Skip the images and copy each record exactly as written.

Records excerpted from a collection
[Start]

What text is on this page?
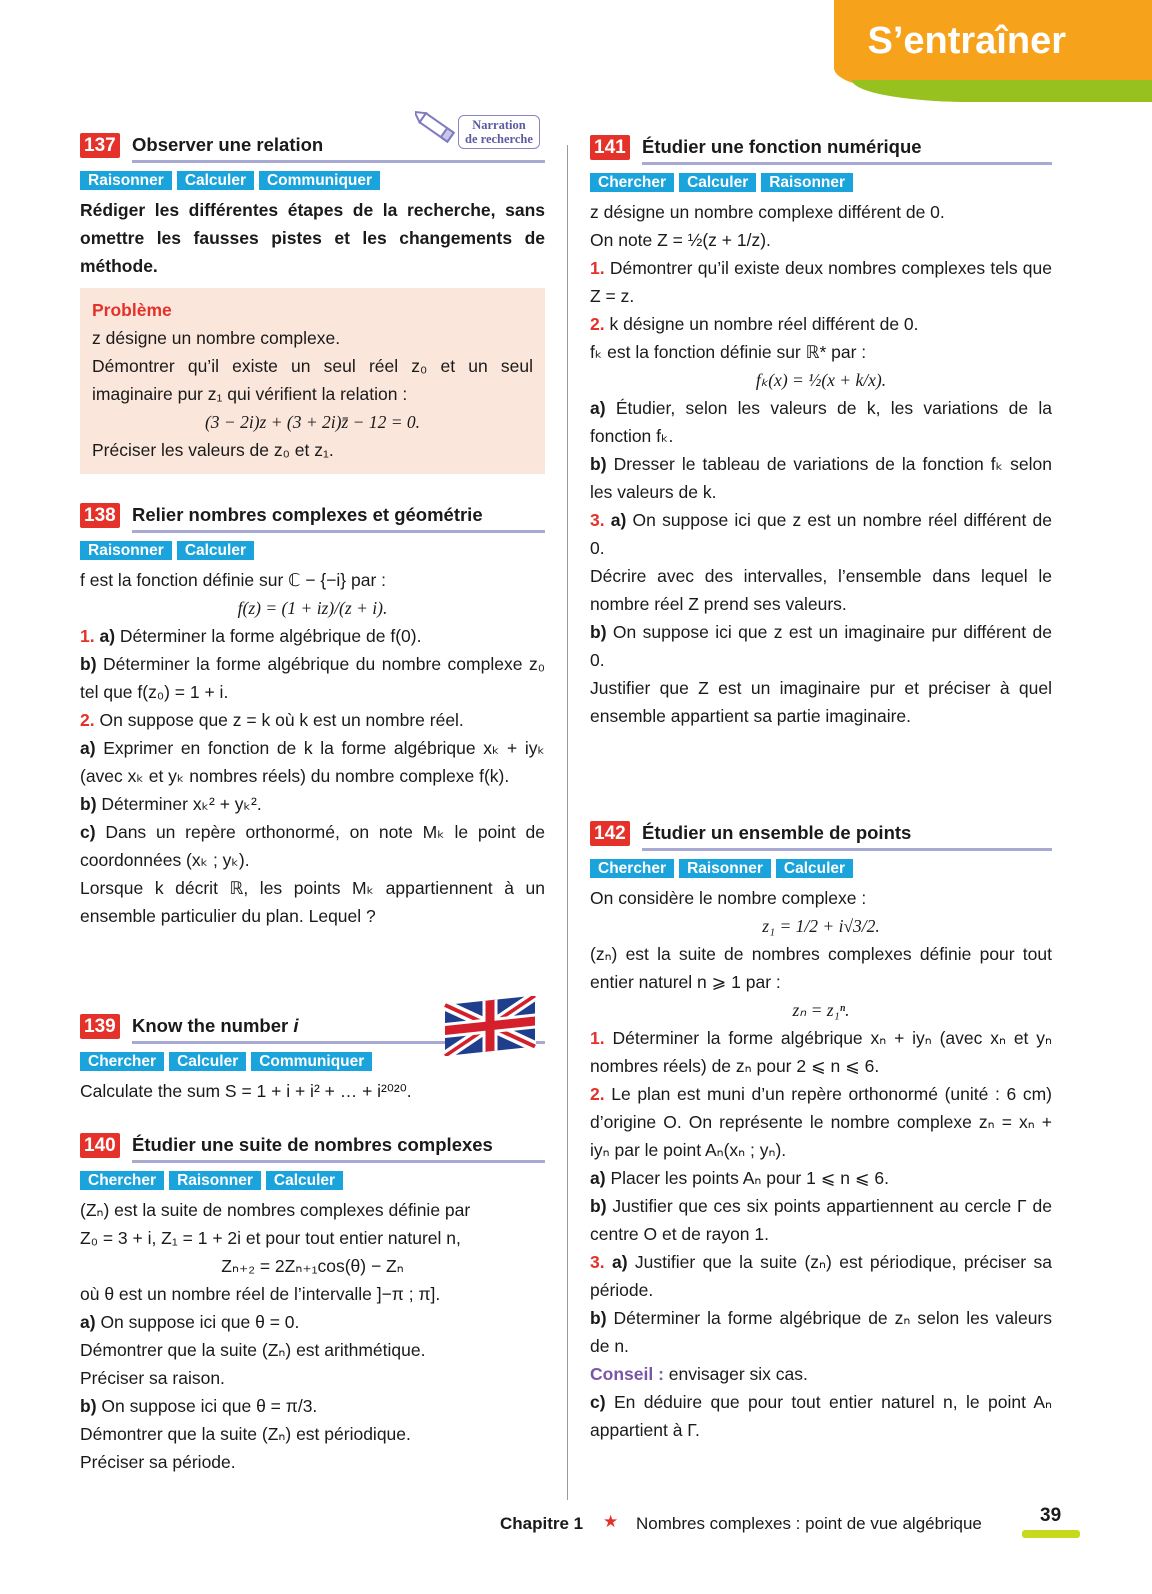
S’entraîner
137 Observer une relation
Narration
de recherche
Raisonner	Calculer	Communiquer
Rédiger les différentes étapes de la recherche, sans omettre les fausses pistes et les changements de méthode.
Problème
z désigne un nombre complexe.
Démontrer qu’il existe un seul réel z₀ et un seul imaginaire pur z₁ qui vérifient la relation :
(3 − 2i)z + (3 + 2i)z̄ − 12 = 0.
Préciser les valeurs de z₀ et z₁.
138 Relier nombres complexes et géométrie
Raisonner	Calculer
f est la fonction définie sur ℂ − {−i} par :
f(z) = (1 + iz)/(z + i).
1. a) Déterminer la forme algébrique de f(0).
b) Déterminer la forme algébrique du nombre complexe z₀ tel que f(z₀) = 1 + i.
2. On suppose que z = k où k est un nombre réel.
a) Exprimer en fonction de k la forme algébrique xₖ + iyₖ (avec xₖ et yₖ nombres réels) du nombre complexe f(k).
b) Déterminer xₖ² + yₖ².
c) Dans un repère orthonormé, on note Mₖ le point de coordonnées (xₖ ; yₖ).
Lorsque k décrit ℝ, les points Mₖ appartiennent à un ensemble particulier du plan. Lequel ?
139 Know the number i
Chercher	Calculer	Communiquer
Calculate the sum S = 1 + i + i² + … + i²⁰²⁰.
140 Étudier une suite de nombres complexes
Chercher	Raisonner	Calculer
(Zₙ) est la suite de nombres complexes définie par
Z₀ = 3 + i, Z₁ = 1 + 2i et pour tout entier naturel n,
Zₙ₊₂ = 2Zₙ₊₁cos(θ) − Zₙ
où θ est un nombre réel de l’intervalle ]−π ; π].
a) On suppose ici que θ = 0.
Démontrer que la suite (Zₙ) est arithmétique.
Préciser sa raison.
b) On suppose ici que θ = π/3.
Démontrer que la suite (Zₙ) est périodique.
Préciser sa période.
141 Étudier une fonction numérique
Chercher	Calculer	Raisonner
z désigne un nombre complexe différent de 0.
On note Z = ½(z + 1/z).
1. Démontrer qu’il existe deux nombres complexes tels que Z = z.
2. k désigne un nombre réel différent de 0.
fₖ est la fonction définie sur ℝ* par :
fₖ(x) = ½(x + k/x).
a) Étudier, selon les valeurs de k, les variations de la fonction fₖ.
b) Dresser le tableau de variations de la fonction fₖ selon les valeurs de k.
3. a) On suppose ici que z est un nombre réel différent de 0.
Décrire avec des intervalles, l’ensemble dans lequel le nombre réel Z prend ses valeurs.
b) On suppose ici que z est un imaginaire pur différent de 0.
Justifier que Z est un imaginaire pur et préciser à quel ensemble appartient sa partie imaginaire.
142 Étudier un ensemble de points
Chercher	Raisonner	Calculer
On considère le nombre complexe :
z₁ = 1/2 + i√3/2.
(zₙ) est la suite de nombres complexes définie pour tout entier naturel n ⩾ 1 par :
zₙ = z₁ⁿ.
1. Déterminer la forme algébrique xₙ + iyₙ (avec xₙ et yₙ nombres réels) de zₙ pour 2 ⩽ n ⩽ 6.
2. Le plan est muni d’un repère orthonormé (unité : 6 cm) d’origine O. On représente le nombre complexe zₙ = xₙ + iyₙ par le point Aₙ(xₙ ; yₙ).
a) Placer les points Aₙ pour 1 ⩽ n ⩽ 6.
b) Justifier que ces six points appartiennent au cercle Γ de centre O et de rayon 1.
3. a) Justifier que la suite (zₙ) est périodique, préciser sa période.
b) Déterminer la forme algébrique de zₙ selon les valeurs de n.
Conseil : envisager six cas.
c) En déduire que pour tout entier naturel n, le point Aₙ appartient à Γ.
Chapitre 1 ★ Nombres complexes : point de vue algébrique	39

[End]

RESPONSE TO THIS EXERCISE:
What text is on this page?
S’entraîner
137 Observer une relation
Narration
de recherche
Raisonner	Calculer	Communiquer
Rédiger les différentes étapes de la recherche, sans omettre les fausses pistes et les changements de méthode.
Problème
z désigne un nombre complexe.
Démontrer qu’il existe un seul réel z₀ et un seul imaginaire pur z₁ qui vérifient la relation :
(3 − 2i)z + (3 + 2i)z̄ − 12 = 0.
Préciser les valeurs de z₀ et z₁.
138 Relier nombres complexes et géométrie
Raisonner	Calculer
f est la fonction définie sur ℂ − {−i} par :
f(z) = (1 + iz)/(z + i).
1. a) Déterminer la forme algébrique de f(0).
b) Déterminer la forme algébrique du nombre complexe z₀ tel que f(z₀) = 1 + i.
2. On suppose que z = k où k est un nombre réel.
a) Exprimer en fonction de k la forme algébrique xₖ + iyₖ (avec xₖ et yₖ nombres réels) du nombre complexe f(k).
b) Déterminer xₖ² + yₖ².
c) Dans un repère orthonormé, on note Mₖ le point de coordonnées (xₖ ; yₖ).
Lorsque k décrit ℝ, les points Mₖ appartiennent à un ensemble particulier du plan. Lequel ?
139 Know the number i
Chercher	Calculer	Communiquer
Calculate the sum S = 1 + i + i² + … + i²⁰²⁰.
140 Étudier une suite de nombres complexes
Chercher	Raisonner	Calculer
(Zₙ) est la suite de nombres complexes définie par
Z₀ = 3 + i, Z₁ = 1 + 2i et pour tout entier naturel n,
Zₙ₊₂ = 2Zₙ₊₁cos(θ) − Zₙ
où θ est un nombre réel de l’intervalle ]−π ; π].
a) On suppose ici que θ = 0.
Démontrer que la suite (Zₙ) est arithmétique.
Préciser sa raison.
b) On suppose ici que θ = π/3.
Démontrer que la suite (Zₙ) est périodique.
Préciser sa période.
141 Étudier une fonction numérique
Chercher	Calculer	Raisonner
z désigne un nombre complexe différent de 0.
On note Z = ½(z + 1/z).
1. Démontrer qu’il existe deux nombres complexes tels que Z = z.
2. k désigne un nombre réel différent de 0.
fₖ est la fonction définie sur ℝ* par :
fₖ(x) = ½(x + k/x).
a) Étudier, selon les valeurs de k, les variations de la fonction fₖ.
b) Dresser le tableau de variations de la fonction fₖ selon les valeurs de k.
3. a) On suppose ici que z est un nombre réel différent de 0.
Décrire avec des intervalles, l’ensemble dans lequel le nombre réel Z prend ses valeurs.
b) On suppose ici que z est un imaginaire pur différent de 0.
Justifier que Z est un imaginaire pur et préciser à quel ensemble appartient sa partie imaginaire.
142 Étudier un ensemble de points
Chercher	Raisonner	Calculer
On considère le nombre complexe :
z₁ = 1/2 + i√3/2.
(zₙ) est la suite de nombres complexes définie pour tout entier naturel n ⩾ 1 par :
zₙ = z₁ⁿ.
1. Déterminer la forme algébrique xₙ + iyₙ (avec xₙ et yₙ nombres réels) de zₙ pour 2 ⩽ n ⩽ 6.
2. Le plan est muni d’un repère orthonormé (unité : 6 cm) d’origine O. On représente le nombre complexe zₙ = xₙ + iyₙ par le point Aₙ(xₙ ; yₙ).
a) Placer les points Aₙ pour 1 ⩽ n ⩽ 6.
b) Justifier que ces six points appartiennent au cercle Γ de centre O et de rayon 1.
3. a) Justifier que la suite (zₙ) est périodique, préciser sa période.
b) Déterminer la forme algébrique de zₙ selon les valeurs de n.
Conseil : envisager six cas.
c) En déduire que pour tout entier naturel n, le point Aₙ appartient à Γ.
Chapitre 1 ★ Nombres complexes : point de vue algébrique	39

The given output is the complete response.